>>>
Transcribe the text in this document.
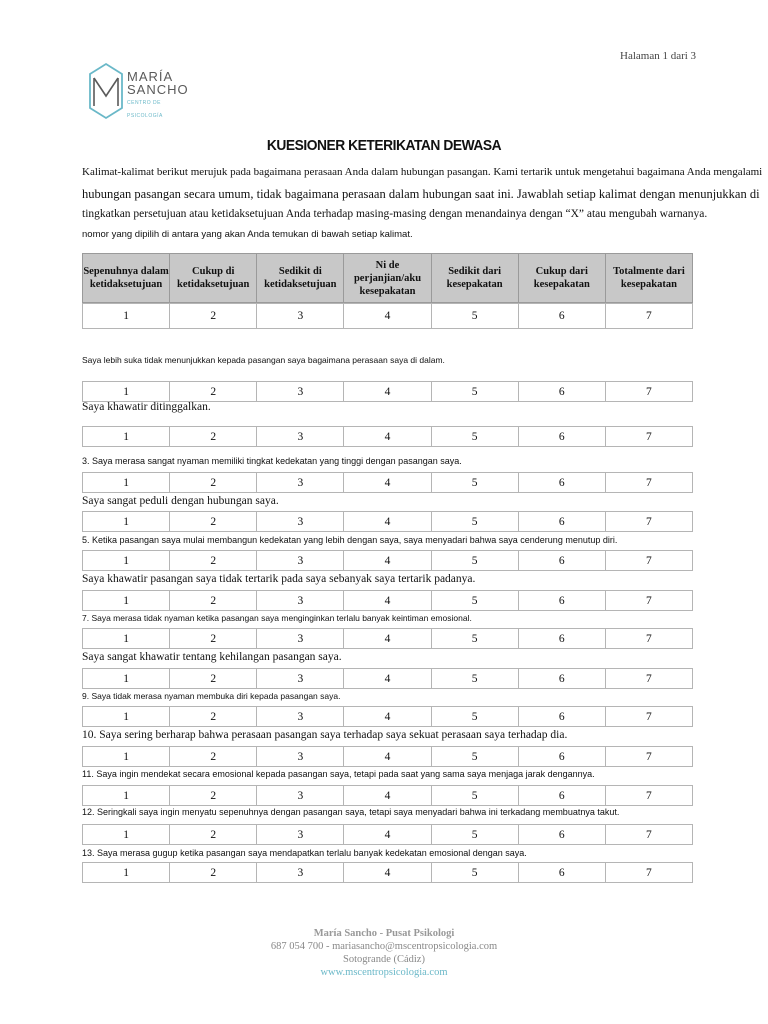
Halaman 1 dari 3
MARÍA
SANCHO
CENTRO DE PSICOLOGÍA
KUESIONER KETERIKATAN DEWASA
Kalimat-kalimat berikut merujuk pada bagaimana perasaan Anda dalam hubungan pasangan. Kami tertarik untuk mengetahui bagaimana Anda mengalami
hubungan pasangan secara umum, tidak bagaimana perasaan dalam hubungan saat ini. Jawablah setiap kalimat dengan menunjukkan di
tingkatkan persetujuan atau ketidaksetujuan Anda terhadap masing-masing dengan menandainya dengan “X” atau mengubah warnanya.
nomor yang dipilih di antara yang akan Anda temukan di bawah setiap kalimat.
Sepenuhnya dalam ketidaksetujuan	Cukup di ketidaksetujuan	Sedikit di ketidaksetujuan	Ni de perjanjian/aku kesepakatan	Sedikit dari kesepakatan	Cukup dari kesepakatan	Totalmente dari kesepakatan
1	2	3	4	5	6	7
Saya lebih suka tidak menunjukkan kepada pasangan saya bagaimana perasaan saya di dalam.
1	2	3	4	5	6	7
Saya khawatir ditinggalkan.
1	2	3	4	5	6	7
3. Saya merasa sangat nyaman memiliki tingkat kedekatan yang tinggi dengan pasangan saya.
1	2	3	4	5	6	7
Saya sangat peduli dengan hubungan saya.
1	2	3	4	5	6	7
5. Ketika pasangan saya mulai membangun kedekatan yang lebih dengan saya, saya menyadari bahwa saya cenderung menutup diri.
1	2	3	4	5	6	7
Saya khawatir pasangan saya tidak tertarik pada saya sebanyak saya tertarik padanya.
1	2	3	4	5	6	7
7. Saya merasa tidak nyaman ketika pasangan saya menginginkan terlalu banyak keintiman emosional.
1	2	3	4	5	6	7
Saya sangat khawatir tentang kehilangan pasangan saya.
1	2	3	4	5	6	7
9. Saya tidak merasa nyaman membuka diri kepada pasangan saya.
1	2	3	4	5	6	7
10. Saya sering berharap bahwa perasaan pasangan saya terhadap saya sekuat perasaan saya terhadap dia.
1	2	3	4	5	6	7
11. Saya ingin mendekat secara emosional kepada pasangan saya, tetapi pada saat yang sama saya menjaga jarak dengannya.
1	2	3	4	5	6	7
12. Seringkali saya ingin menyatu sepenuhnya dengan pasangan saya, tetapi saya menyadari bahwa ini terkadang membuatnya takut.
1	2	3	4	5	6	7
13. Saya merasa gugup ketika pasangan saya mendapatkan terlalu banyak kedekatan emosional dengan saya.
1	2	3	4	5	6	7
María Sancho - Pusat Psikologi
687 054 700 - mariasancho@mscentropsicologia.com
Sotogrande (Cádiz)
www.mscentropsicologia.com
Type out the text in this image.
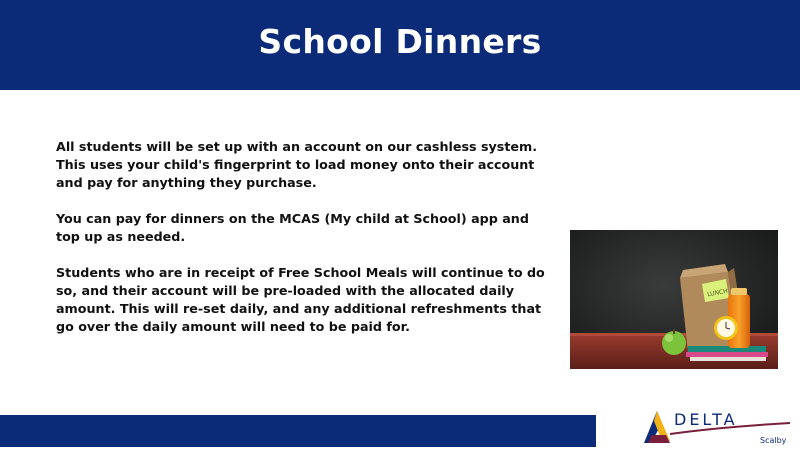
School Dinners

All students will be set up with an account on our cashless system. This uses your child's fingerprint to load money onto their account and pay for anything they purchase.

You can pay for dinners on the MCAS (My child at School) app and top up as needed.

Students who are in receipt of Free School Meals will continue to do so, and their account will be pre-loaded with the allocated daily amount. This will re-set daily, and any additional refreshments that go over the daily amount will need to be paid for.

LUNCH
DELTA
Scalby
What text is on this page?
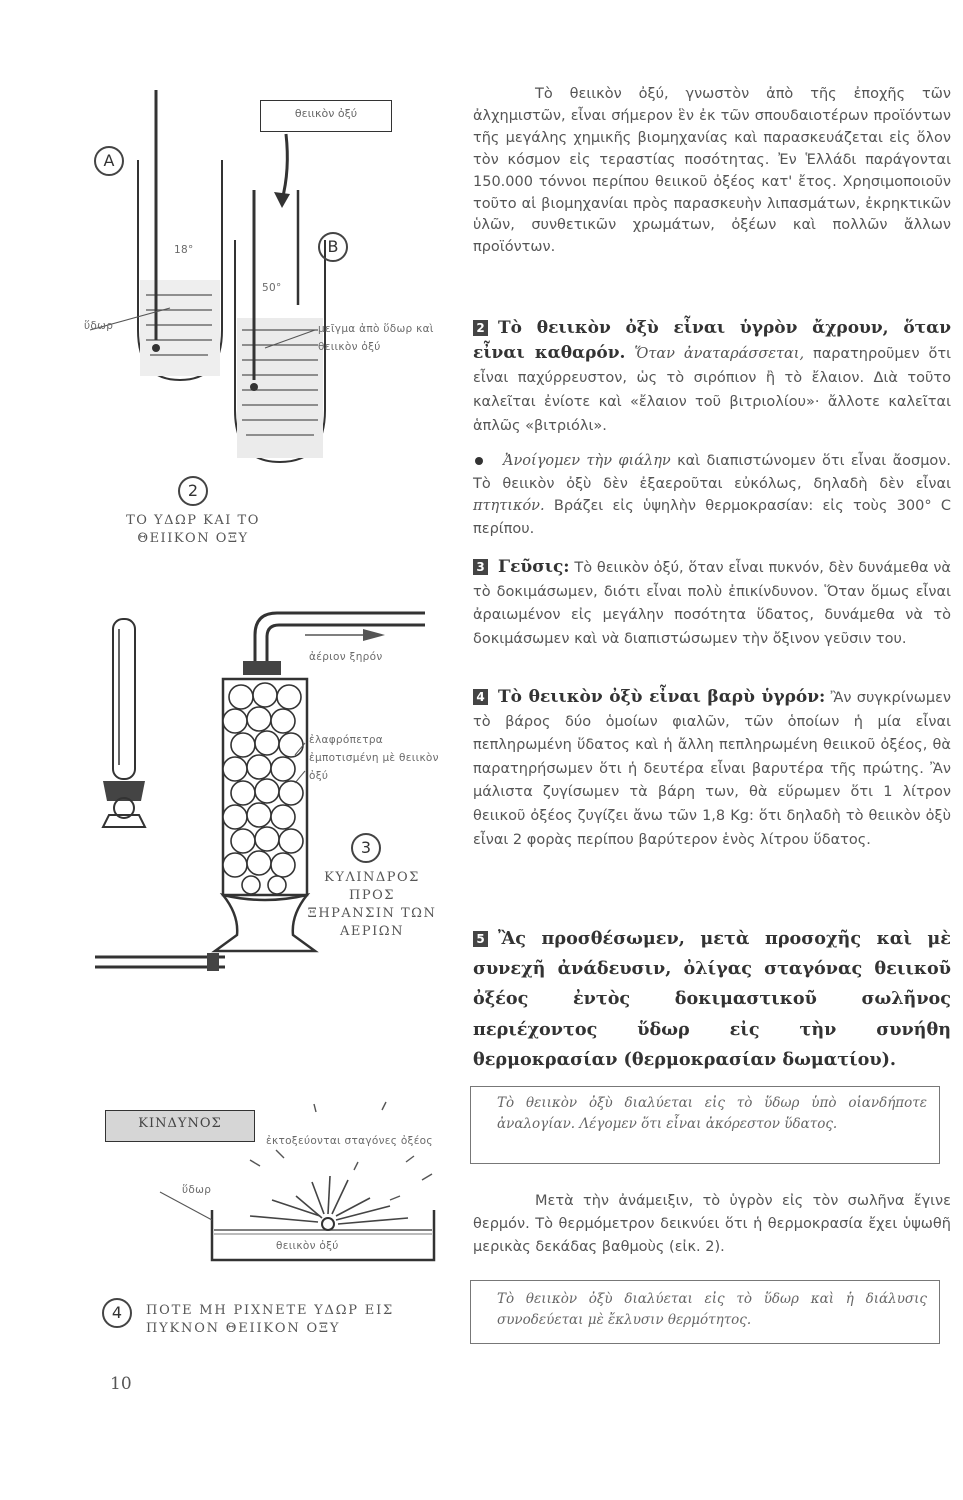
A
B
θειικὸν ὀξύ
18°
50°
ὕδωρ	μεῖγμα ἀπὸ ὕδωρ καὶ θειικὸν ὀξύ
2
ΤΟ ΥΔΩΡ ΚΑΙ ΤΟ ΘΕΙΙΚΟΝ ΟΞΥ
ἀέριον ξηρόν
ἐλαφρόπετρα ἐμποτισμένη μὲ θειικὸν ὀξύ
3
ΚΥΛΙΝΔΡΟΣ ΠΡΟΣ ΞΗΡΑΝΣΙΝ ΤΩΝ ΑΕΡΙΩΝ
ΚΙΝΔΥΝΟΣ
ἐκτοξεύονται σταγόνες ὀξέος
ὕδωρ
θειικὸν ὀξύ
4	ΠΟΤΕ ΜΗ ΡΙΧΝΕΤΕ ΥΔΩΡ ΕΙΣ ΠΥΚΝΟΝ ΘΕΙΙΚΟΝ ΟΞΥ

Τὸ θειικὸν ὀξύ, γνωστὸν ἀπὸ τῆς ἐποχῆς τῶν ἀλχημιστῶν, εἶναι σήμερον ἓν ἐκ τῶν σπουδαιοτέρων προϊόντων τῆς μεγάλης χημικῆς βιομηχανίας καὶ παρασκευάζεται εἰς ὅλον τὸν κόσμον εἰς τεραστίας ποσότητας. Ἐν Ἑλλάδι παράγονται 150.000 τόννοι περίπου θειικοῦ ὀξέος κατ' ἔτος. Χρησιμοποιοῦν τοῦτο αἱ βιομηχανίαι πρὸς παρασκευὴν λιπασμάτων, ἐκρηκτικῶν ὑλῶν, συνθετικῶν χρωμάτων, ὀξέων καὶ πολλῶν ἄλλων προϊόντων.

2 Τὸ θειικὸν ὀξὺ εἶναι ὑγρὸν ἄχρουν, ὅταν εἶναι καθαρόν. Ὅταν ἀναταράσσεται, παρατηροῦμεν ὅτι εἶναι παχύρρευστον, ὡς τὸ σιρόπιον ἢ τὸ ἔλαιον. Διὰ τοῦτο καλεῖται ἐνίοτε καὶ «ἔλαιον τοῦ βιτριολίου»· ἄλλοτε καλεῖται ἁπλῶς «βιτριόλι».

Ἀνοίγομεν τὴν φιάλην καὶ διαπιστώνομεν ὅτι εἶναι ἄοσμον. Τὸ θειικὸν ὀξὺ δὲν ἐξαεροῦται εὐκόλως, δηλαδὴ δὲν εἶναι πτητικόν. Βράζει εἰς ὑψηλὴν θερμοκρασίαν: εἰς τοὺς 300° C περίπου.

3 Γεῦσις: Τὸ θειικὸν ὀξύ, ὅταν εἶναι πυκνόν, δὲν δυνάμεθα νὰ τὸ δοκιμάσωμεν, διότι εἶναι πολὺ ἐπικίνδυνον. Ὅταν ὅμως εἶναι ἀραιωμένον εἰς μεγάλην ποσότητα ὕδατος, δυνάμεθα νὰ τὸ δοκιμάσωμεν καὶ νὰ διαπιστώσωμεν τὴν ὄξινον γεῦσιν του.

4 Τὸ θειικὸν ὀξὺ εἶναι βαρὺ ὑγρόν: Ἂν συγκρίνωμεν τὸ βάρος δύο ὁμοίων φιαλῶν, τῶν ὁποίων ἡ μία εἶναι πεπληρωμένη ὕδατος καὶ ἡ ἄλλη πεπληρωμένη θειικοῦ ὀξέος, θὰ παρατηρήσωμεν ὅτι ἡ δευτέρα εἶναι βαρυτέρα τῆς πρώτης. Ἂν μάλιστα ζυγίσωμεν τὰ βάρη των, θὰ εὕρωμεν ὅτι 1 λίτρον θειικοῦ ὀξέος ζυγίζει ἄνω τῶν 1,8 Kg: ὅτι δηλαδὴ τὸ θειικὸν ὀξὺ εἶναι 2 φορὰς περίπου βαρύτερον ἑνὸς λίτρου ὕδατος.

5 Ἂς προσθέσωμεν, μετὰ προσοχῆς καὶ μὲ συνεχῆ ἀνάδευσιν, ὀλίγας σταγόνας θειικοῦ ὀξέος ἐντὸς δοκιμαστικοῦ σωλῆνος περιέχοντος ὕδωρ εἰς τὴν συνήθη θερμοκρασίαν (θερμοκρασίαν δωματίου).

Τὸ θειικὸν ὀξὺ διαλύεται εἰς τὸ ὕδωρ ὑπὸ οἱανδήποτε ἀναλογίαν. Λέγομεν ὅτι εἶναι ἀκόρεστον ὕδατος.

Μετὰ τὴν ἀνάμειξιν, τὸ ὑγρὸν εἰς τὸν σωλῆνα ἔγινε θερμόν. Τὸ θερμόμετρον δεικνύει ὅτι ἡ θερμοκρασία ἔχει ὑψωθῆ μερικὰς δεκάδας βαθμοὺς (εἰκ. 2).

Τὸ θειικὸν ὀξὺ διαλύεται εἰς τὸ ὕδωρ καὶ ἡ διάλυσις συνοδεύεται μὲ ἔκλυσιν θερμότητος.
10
<<<
>>>
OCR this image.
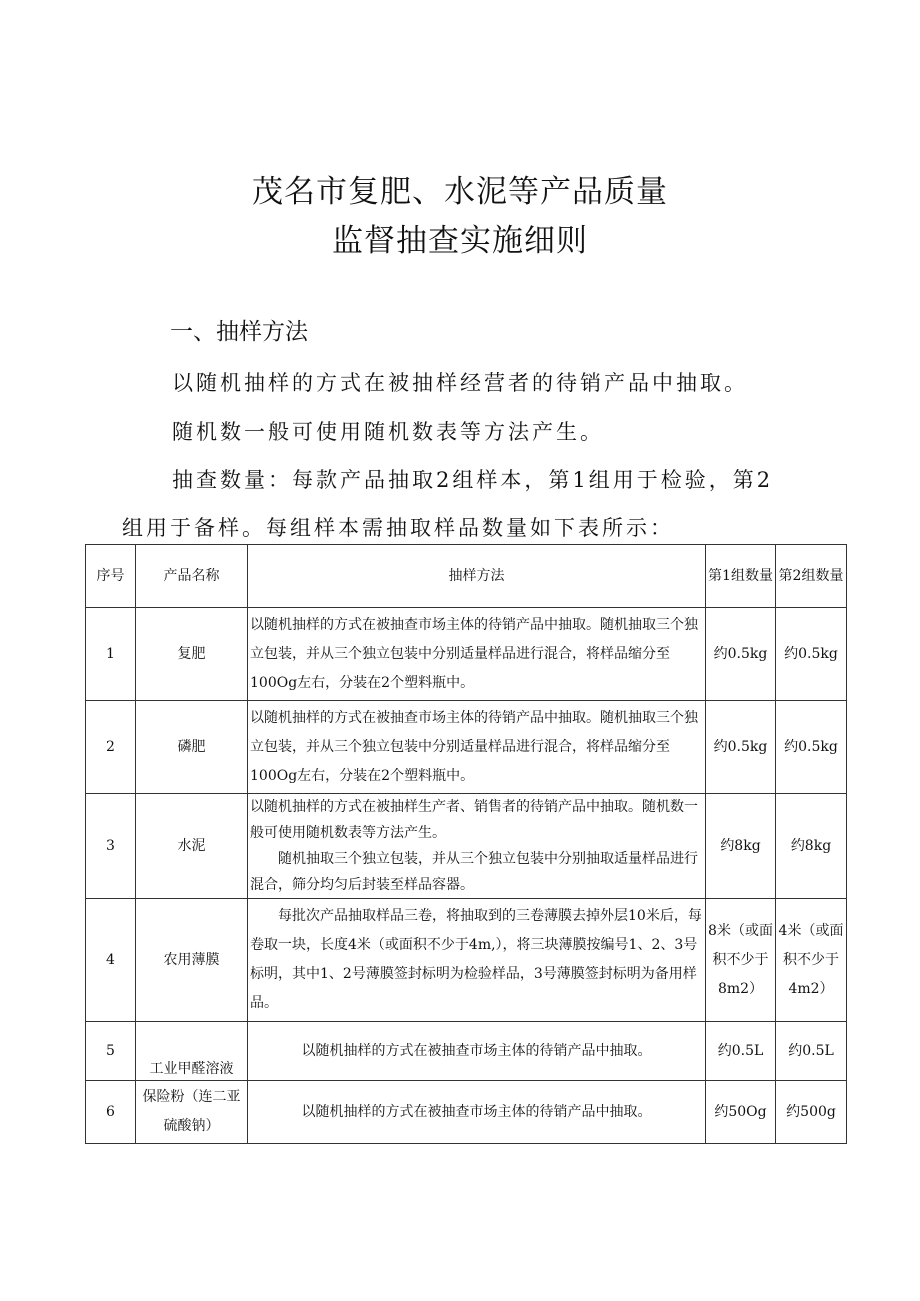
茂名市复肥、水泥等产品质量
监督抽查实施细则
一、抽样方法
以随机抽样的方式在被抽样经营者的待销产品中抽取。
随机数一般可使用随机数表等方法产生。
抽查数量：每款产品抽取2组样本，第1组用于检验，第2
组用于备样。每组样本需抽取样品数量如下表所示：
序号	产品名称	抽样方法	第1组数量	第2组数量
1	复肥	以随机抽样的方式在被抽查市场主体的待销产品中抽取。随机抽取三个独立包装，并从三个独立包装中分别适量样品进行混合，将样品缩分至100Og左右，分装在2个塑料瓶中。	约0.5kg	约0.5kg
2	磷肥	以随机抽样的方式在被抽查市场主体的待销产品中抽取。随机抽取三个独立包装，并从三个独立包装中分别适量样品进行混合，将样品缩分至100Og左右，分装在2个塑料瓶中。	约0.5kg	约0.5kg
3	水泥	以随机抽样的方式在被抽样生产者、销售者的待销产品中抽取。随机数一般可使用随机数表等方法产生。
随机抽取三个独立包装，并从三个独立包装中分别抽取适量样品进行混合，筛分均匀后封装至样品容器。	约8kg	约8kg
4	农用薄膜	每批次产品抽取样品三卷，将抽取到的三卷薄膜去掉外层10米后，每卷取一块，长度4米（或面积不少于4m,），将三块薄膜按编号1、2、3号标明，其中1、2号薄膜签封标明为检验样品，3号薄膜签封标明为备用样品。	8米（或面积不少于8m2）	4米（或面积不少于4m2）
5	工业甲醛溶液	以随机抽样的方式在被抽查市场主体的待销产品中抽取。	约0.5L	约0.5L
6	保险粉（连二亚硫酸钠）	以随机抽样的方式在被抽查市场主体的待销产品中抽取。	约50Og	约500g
<<<
What the exercise asks.
Determine how many lines include the word "bagaimana" and report that number by itself.

Output for this exercise.
3